**Tareas**.
[a] Enumera, en el orden en que aparecen, las conductas que el texto proporcionado agrupa en la línea que comienza con «d)».
[b] Prosigue el texto sobre incesto, sadismo y masoquismo a partir de la oración que cierra el párrafo sobre el masoquismo.

**Texto proporcionado**.
Con respecto a las relaciones incestuosas, significan contacto sexual entre personas que tienen un muy estrecho vínculo familiar (padres con hijos, hermanos entre sí) ya que si el parentesco es algo más lejano (primos entre sí o tíos con sobrinas, por ejemplo,) la relación es aceptada, en principio, en casi todas las sociedades.
En Chile, sin embargo, el casamiento entre primos hermanos es legalmente permitido aunque inaceptable desde el punto de vista social, sobre todo en las clases altas.
El concepto amplio de incesto puede configurar también una situación cultural. El caso está muy claramente presentado en la novela "Cumbres borrascosas", de la escritora inglesa Emily Brontë (1818-1848) en la que ambos protagonistas se han criado juntos pero no tienen un lazo de sangre; su apasionada relación puede considerarse en cierto sentido incestuosa.
La relación específicamente incestuosa pone de manifiesto un mal ajuste psicológico y un grave trastorno de la conducta. La más común se da entre padres con un hijo o una hija, sumándose a veces un caso de pedofilia o de homosexualidad. Los traumas que estos actos imprimen en la mente y el ánimo no son de fácil resolución, y en algunos casos han arrastrado al suicidio a los menores víctimas de tales excesos.
Puede agregarse que en las clases de muy bajos ingresos el incesto es altamente fomentado, sobre todo por el hacinamiento habitacional.
d) Sadismo, masoquismo, travestismo, transexualismo, voyeurismo, exhibicionismo.
El sadismo sexual consiste fundamentalmente en que la posibilidad de obtener placer sexual está condicionada al hecho de poder producir sufrimiento al otro. Para poder lograrlo, el sádico necesita desplegar todo un escenario donde la situación sexual es dramatizada al máximo, y necesita algunos elementos para cumplir su propósito (agujas, cigarrillos encendidos, látigos). Cuando la situación de violencia llega a su punto máximo sobreviene el orgasmo.
Por su parte, el masoquismo subordina el placer sexual al hecho de experimentar un fuerte dolor físico. El masoquista se deja golpear, pisotear o quemar voluntariamente, y todo forma parte de un rito cuidadosamente programado. La excitación sexual se incrementa con el aumento de las sevicias, y el dolor constituye en sí mismo una fuente de placer. Si el instinto de conservación no es lo suficientemente intenso, en algunas de estas "sesiones" puede producirse una muerte súbita por exceso de dolor.

(Entradas del conjunto de datos)

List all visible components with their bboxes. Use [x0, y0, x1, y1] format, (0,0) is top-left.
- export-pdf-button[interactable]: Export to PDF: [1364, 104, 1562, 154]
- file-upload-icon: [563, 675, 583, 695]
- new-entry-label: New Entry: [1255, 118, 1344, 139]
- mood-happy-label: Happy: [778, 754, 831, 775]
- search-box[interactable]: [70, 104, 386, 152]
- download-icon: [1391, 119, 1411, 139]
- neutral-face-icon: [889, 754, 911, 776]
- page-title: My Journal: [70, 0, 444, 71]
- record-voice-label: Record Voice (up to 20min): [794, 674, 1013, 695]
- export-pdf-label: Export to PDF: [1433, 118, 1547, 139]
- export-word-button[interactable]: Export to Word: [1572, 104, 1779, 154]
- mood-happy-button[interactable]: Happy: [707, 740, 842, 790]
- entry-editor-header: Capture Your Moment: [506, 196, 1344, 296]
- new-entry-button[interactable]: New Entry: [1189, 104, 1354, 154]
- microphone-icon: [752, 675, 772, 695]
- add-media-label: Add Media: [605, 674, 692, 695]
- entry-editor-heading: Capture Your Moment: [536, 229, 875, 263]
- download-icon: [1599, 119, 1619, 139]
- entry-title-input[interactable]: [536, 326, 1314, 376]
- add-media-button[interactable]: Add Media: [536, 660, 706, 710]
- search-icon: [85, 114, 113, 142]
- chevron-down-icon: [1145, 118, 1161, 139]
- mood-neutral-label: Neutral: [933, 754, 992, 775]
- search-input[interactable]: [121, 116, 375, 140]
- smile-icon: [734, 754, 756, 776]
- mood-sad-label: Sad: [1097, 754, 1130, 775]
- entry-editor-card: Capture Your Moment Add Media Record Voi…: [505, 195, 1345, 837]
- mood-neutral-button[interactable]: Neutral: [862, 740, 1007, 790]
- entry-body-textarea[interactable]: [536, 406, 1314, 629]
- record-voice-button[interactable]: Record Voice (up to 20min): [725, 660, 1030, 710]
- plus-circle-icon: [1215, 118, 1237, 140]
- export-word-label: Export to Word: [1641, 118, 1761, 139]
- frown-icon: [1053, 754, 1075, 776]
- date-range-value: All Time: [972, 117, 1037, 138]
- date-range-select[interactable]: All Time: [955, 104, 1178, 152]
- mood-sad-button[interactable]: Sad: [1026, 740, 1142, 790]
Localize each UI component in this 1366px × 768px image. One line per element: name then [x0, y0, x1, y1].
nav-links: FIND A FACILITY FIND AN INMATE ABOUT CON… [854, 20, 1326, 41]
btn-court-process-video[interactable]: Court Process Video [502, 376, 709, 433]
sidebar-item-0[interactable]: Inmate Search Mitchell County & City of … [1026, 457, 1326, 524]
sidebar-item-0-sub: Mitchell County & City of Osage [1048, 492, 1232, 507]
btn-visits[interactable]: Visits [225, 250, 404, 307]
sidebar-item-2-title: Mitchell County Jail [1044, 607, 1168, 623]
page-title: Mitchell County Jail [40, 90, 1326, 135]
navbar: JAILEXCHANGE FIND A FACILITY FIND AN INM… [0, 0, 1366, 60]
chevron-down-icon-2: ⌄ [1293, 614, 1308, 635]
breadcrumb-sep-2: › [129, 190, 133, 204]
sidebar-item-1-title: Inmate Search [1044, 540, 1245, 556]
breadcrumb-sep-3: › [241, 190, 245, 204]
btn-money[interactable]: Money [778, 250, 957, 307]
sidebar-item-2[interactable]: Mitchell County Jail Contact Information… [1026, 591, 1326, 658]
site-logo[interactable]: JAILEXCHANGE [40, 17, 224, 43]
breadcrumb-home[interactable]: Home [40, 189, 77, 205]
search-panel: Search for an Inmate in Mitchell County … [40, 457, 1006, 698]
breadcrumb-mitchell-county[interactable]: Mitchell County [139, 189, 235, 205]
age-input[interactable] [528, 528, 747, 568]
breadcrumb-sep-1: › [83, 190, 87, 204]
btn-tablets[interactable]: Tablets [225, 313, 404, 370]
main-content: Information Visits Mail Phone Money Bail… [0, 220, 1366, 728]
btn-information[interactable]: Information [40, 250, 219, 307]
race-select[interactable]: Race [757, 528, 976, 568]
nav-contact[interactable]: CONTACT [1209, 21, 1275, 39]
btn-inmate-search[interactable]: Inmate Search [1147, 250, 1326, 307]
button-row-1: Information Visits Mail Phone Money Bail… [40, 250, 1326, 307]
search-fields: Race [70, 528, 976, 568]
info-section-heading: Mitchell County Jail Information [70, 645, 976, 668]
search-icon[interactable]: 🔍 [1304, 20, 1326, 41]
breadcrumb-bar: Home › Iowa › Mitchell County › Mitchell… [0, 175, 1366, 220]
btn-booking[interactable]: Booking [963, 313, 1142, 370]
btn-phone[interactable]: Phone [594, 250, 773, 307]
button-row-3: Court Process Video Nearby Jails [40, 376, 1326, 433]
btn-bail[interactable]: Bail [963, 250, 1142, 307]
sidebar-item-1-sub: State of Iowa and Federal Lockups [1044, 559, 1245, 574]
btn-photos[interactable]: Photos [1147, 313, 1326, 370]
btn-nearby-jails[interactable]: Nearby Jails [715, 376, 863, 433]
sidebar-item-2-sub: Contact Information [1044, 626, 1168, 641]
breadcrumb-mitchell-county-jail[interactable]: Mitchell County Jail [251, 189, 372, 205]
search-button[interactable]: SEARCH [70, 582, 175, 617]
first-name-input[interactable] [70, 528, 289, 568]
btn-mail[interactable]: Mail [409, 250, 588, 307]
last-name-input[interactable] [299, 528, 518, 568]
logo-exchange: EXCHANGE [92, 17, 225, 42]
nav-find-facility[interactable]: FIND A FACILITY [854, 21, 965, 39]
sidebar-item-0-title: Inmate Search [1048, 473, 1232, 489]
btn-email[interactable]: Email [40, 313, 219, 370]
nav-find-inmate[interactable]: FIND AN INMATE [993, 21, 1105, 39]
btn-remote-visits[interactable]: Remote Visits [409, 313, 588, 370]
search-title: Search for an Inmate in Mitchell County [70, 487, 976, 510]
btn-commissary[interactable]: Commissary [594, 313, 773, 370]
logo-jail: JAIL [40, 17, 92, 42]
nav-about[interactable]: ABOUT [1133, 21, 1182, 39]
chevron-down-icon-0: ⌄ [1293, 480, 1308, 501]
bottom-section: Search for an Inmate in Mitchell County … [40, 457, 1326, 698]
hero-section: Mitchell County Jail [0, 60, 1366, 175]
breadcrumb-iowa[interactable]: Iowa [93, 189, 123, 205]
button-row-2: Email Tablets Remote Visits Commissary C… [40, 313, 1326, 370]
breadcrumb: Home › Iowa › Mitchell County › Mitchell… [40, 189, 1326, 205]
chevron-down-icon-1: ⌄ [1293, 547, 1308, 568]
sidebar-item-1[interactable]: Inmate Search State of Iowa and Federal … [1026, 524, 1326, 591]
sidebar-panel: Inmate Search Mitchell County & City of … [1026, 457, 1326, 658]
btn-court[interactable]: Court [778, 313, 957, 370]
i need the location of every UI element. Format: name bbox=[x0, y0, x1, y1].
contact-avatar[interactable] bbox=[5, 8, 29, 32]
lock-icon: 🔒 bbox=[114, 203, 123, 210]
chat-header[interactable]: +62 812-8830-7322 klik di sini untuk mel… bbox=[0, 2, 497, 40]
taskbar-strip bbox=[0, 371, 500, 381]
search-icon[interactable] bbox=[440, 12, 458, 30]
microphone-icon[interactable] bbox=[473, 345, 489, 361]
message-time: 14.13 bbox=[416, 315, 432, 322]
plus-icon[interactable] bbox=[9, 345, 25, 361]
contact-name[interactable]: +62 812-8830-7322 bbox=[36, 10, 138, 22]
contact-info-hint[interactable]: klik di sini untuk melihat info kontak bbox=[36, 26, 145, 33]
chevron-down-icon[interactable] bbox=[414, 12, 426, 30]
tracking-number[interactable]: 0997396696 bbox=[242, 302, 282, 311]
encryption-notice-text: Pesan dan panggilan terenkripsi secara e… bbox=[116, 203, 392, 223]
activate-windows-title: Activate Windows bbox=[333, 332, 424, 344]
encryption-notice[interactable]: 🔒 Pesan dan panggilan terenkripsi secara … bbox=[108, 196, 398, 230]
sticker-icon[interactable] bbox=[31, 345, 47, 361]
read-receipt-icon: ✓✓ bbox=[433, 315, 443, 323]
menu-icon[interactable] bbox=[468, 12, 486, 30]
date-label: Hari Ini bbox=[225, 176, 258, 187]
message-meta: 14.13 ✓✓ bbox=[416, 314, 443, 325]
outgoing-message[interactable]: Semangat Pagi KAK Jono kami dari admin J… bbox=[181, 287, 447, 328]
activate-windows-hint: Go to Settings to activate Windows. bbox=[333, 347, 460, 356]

**Resultados**.
[a] Sadismo, masoquismo, travestismo, transexualismo, voyeurismo, exhibicionismo.

[b]
Freud formuló la idea de que el sadismo y el masoquismo conviven habitualmente en un mismo sujeto, como si ambos fueran dos polos, uno positivo y otro negativo, de la misma perversión. A partir de ese concepto usó el vocablo "sadomasoquismo". Se trata, sin duda, de una parafilia muy poco investigada, ya que quienes la practican no son fácilmente detectables. Los resultados de los estudios hechos hasta ahora no son sencillos de interpretar, debido a que las muestras disponibles son poco representativas.
El travestismo consiste en que el placer sexual está subordinado al hecho de usar ropa del sexo opuesto. La costumbre puede ser episódica o bien habitual, y M. Hirschfeld la describió como "el instinto de travestirse", agregando que se da con mayor asiduidad en el hombre; esto sin duda ocurre porque la sociedad permite sin demasiados prejuicios que la mujer se vista con un estilo masculino. Se puede distinguir dos clases fundamentales de travestismo: el heterosexual y el homosexual. En el primero, que tiene cierta similitud con el fetichismo, el hombre se disfraza antes de la relación sexual, y a veces se conforma con usar una sola prenda íntima: la identificación con la mujer a través de su ropa permite reprimir los deseos incestuosos hacia la madre. El segundo tiene por objeto satisfacer una profunda exigencia interior, el hombre que no acepta su sexo y necesita verse como mujer, o viceversa, y muchas veces cumple además una función utilitaria que se realiza por medio de la prostitución.
Ya se dijo que los travestis producen un rechazo que seguramente va más allá de los eventuales escándalos que protagonizan. Muchas madres se quejan amargamente de que sus hijos pequeños se ven expuestos en la puerta de sus casas a contemplar el espectáculo callejero de la oferta de sexo de travestis y prostitutas, pero no confiesan que dentro de su casa dejan a ese mismo niño horas frente al televisor, ensimismado con programas en los que prostitutas y travestis gritan palabrotas y muestran bastante de su anatomía. Debe haber otro motivo secreto para tanta discriminación, y podría tratarse del hecho de que los potenciales clientes de los travestis no son homosexuales, ni lesbianas, ni siquiera bisexuales, sino señores "normales" como podría serlo el marido o un hermano de esa misma señora que tanto se escandaliza.
Algunos clínicos consideran que el travestismo proviene de una relación desequilibrada con los padres; otros lo interpretan como producto de un desarrollo psicosexual aberrante. El conductismo lo estudia como una respuesta condicionada que responde a la terapia de aversión.
El transexualismo consiste en la convicción de pertenecer al sexo opuesto, más el deseo (en ocasiones realizado) de obtener el cambio anatómico y civil del sexo.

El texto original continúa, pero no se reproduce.